• [RECORDED INFORMATION]
— Begin —

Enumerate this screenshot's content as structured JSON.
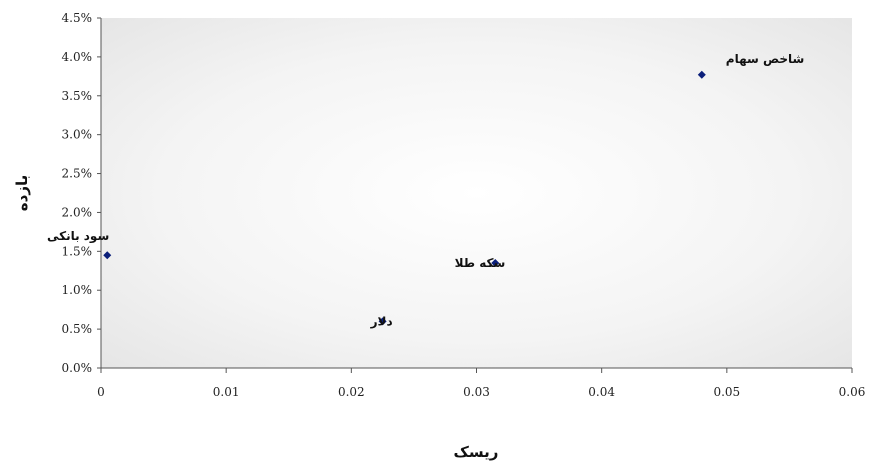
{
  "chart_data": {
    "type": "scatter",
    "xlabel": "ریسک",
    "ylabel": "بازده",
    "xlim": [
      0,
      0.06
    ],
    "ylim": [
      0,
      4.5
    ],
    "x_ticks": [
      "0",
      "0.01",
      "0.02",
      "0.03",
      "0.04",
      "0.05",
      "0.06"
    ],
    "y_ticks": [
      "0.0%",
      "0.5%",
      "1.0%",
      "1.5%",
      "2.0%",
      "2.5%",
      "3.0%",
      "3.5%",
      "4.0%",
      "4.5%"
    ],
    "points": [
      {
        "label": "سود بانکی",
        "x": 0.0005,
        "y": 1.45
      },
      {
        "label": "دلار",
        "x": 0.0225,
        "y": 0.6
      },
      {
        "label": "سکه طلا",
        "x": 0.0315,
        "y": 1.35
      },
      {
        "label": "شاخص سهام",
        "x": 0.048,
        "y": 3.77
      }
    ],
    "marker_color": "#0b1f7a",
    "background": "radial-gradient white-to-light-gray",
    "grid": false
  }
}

— End —
— Begin —

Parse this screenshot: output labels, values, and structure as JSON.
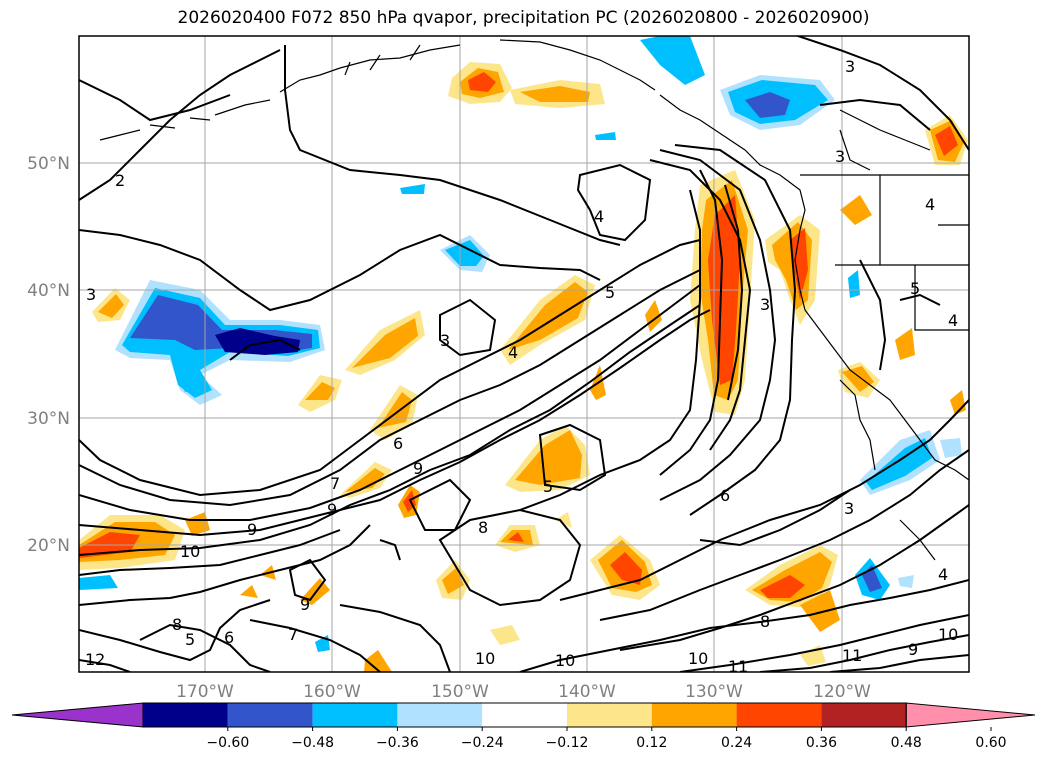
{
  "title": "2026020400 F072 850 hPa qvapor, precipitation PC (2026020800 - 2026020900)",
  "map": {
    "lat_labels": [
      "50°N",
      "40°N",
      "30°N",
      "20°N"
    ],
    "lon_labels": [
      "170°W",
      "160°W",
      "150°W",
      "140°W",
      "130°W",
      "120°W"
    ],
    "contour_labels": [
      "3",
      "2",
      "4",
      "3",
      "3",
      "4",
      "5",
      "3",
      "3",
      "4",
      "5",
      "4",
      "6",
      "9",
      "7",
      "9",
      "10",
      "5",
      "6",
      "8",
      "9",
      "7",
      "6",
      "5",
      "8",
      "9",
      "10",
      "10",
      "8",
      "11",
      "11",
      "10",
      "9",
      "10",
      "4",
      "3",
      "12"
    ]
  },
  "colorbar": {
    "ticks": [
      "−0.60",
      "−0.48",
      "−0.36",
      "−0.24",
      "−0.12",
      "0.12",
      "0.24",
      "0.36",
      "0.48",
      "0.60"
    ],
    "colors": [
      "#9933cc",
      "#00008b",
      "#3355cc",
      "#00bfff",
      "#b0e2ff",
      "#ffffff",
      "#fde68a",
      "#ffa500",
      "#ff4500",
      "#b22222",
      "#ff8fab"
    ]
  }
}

— End —

From the data above, copy each line that holds "JSON".

Enumerate this screenshot's content as structured JSON.
Parse this screenshot: output labels, values, and structure as JSON.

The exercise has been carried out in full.